- **Provided text**
== == ==
Answer
The ratio of the electrostatic force between A and B at the end of experiment 2 to that at the end of experiment 1 is $~~\frac{3}{8}$
Work Step by Step
Experiment 1:
After sphere C touches sphere A, both sphere A and sphere C have a charge $2Q$
After sphere C touches sphere B, both sphere B and sphere C have a charge $\frac{2Q-6Q}{2} = -2Q$
We can find the electrostatic force between sphere A and sphere B:
$F_1 = \frac{(2Q)(-2Q)}{4\pi~\epsilon_0~r^2} = -4~\frac{Q^2}{4\pi~\epsilon_0~r^2}$
Experiment 2:
After sphere C touches sphere B, both sphere B and sphere C have a charge $-3Q$
After sphere C touches sphere A, both sphere A and sphere C have a charge $\frac{4Q-3Q}{2} = \frac{Q}{2}$
We can find the electrostatic force between sphere A and sphere B:
$F_2 = \frac{(Q/2)(-3Q)}{4\pi~\epsilon_0~r^2} = -\frac{3}{2}~\frac{Q^2}{4\pi~\epsilon_0~r^2}$
We can find $\frac{F_2}{F_1}$:
$\frac{F_2}{F_1} = \frac{-\frac{3}{2}~\frac{Q^2}{4\pi~\epsilon_0~r^2}}{-4~\frac{Q^2}{4\pi~\epsilon_0~r^2}} = \frac{3}{8}$
The ratio of the electrostatic force between A and B at the end of experiment 2 to that at the end of experiment 1 is $~~\frac{3}{8}$
== == ==
- **Description of the task**
Quote the electrostatic force solution above in full, word for word.
== == ==
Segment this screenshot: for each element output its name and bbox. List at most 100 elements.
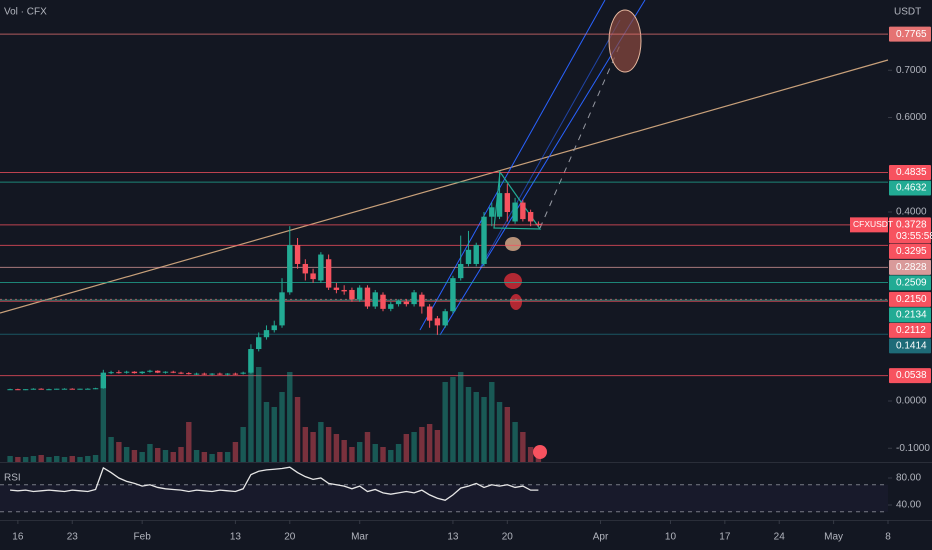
candle-body xyxy=(256,337,262,350)
candle-body xyxy=(162,371,169,373)
volume-bar xyxy=(147,444,153,462)
candle-body xyxy=(395,300,402,305)
x-tick-label: 8 xyxy=(885,532,891,543)
volume-bar xyxy=(380,447,386,462)
volume-bar xyxy=(263,402,270,462)
marker xyxy=(504,273,522,289)
x-tick-label: 23 xyxy=(67,532,79,543)
candle-body xyxy=(434,318,441,326)
level-label-bg xyxy=(889,243,931,259)
volume-bar xyxy=(22,457,29,462)
candle-body xyxy=(123,371,130,373)
volume-bar xyxy=(496,402,503,462)
volume-bar xyxy=(155,448,161,462)
candle-body xyxy=(512,202,518,222)
candle-body xyxy=(527,212,534,222)
volume-bar xyxy=(54,456,60,462)
candle-body xyxy=(232,373,239,375)
candle-body xyxy=(333,287,340,290)
candle-body xyxy=(240,372,246,374)
volume-bar xyxy=(224,452,231,462)
volume-bar xyxy=(61,457,68,462)
level-label: 0.4835 xyxy=(896,167,927,178)
y-tick-label: 0.0000 xyxy=(896,396,927,407)
volume-bar xyxy=(450,377,456,462)
volume-bar xyxy=(162,450,169,462)
x-tick-label: May xyxy=(824,532,843,543)
level-label-bg xyxy=(889,26,931,42)
rsi-tick-label: 80.00 xyxy=(896,473,921,484)
level-label: 0.3295 xyxy=(896,246,927,257)
candle-body xyxy=(100,372,107,389)
volume-bar xyxy=(38,455,44,462)
candle-body xyxy=(341,289,347,292)
volume-bar xyxy=(411,432,417,462)
target-circle xyxy=(608,9,642,73)
volume-bar xyxy=(271,407,277,462)
candle-body xyxy=(310,273,316,280)
trendline xyxy=(0,59,889,314)
volume-bar xyxy=(248,350,254,462)
candle-body xyxy=(116,372,122,374)
rsi-label: RSI xyxy=(4,473,21,484)
level-label: 0.2150 xyxy=(896,294,927,305)
price-axis-bg xyxy=(888,0,932,550)
candle-body xyxy=(201,373,208,375)
flag-icon xyxy=(533,445,547,459)
candle-body xyxy=(224,373,231,375)
level-label: 0.3728 xyxy=(896,219,927,230)
x-tick-label: 13 xyxy=(230,532,242,543)
volume-bar xyxy=(520,432,526,462)
volume-bar xyxy=(186,422,192,462)
candle-body xyxy=(170,371,176,373)
volume-bar xyxy=(46,457,52,462)
marker xyxy=(505,237,521,251)
level-label-bg xyxy=(889,275,931,291)
level-label-bg xyxy=(889,368,931,384)
channel-line xyxy=(479,19,621,269)
top-label: Vol · CFX xyxy=(4,7,47,18)
volume-bar xyxy=(512,422,518,462)
volume-bar xyxy=(85,456,91,462)
volume-bar xyxy=(527,447,534,462)
candle-body xyxy=(287,245,293,293)
volume-bar xyxy=(465,387,472,462)
x-tick-label: 24 xyxy=(774,532,786,543)
volume-bar xyxy=(170,452,176,462)
candle-body xyxy=(54,388,60,390)
volume-bar xyxy=(217,452,223,462)
volume-bar xyxy=(232,442,239,462)
volume-bar xyxy=(287,372,293,462)
level-label-bg xyxy=(889,259,931,275)
volume-bar xyxy=(279,392,285,462)
volume-bar xyxy=(325,427,332,462)
volume-bar xyxy=(30,456,37,462)
volume-bar xyxy=(310,432,316,462)
volume-bar xyxy=(481,397,487,462)
projection xyxy=(539,44,621,229)
volume-bar xyxy=(372,444,378,462)
y-tick-label: -0.1000 xyxy=(896,443,930,454)
candle-body xyxy=(388,304,394,309)
candle-body xyxy=(535,223,542,225)
level-label: 0.4632 xyxy=(896,183,927,194)
candle-body xyxy=(302,263,309,274)
level-label: 0.2828 xyxy=(896,262,927,273)
symbol-tag-bg xyxy=(850,217,888,233)
candle-body xyxy=(108,372,114,374)
level-label-bg xyxy=(889,338,931,354)
candle-body xyxy=(77,388,83,390)
level-label-bg xyxy=(889,307,931,323)
volume-bar xyxy=(294,397,301,462)
marker xyxy=(510,294,522,310)
candle-body xyxy=(294,245,301,264)
volume-bar xyxy=(473,392,479,462)
candle-body xyxy=(30,388,37,390)
volume-bar xyxy=(434,430,441,462)
level-label: 0.0538 xyxy=(896,370,927,381)
volume-bar xyxy=(403,434,410,462)
rsi-line xyxy=(10,466,539,501)
channel-line xyxy=(419,0,606,331)
x-tick-label: 20 xyxy=(502,532,514,543)
volume-bar xyxy=(419,427,425,462)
== == ==
- **Output below**
Answer
The ratio of the electrostatic force between A and B at the end of experiment 2 to that at the end of experiment 1 is $~~\frac{3}{8}$
Work Step by Step
Experiment 1:
After sphere C touches sphere A, both sphere A and sphere C have a charge $2Q$
After sphere C touches sphere B, both sphere B and sphere C have a charge $\frac{2Q-6Q}{2} = -2Q$
We can find the electrostatic force between sphere A and sphere B:
$F_1 = \frac{(2Q)(-2Q)}{4\pi~\epsilon_0~r^2} = -4~\frac{Q^2}{4\pi~\epsilon_0~r^2}$
Experiment 2:
After sphere C touches sphere B, both sphere B and sphere C have a charge $-3Q$
After sphere C touches sphere A, both sphere A and sphere C have a charge $\frac{4Q-3Q}{2} = \frac{Q}{2}$
We can find the electrostatic force between sphere A and sphere B:
$F_2 = \frac{(Q/2)(-3Q)}{4\pi~\epsilon_0~r^2} = -\frac{3}{2}~\frac{Q^2}{4\pi~\epsilon_0~r^2}$
We can find $\frac{F_2}{F_1}$:
$\frac{F_2}{F_1} = \frac{-\frac{3}{2}~\frac{Q^2}{4\pi~\epsilon_0~r^2}}{-4~\frac{Q^2}{4\pi~\epsilon_0~r^2}} = \frac{3}{8}$
The ratio of the electrostatic force between A and B at the end of experiment 2 to that at the end of experiment 1 is $~~\frac{3}{8}$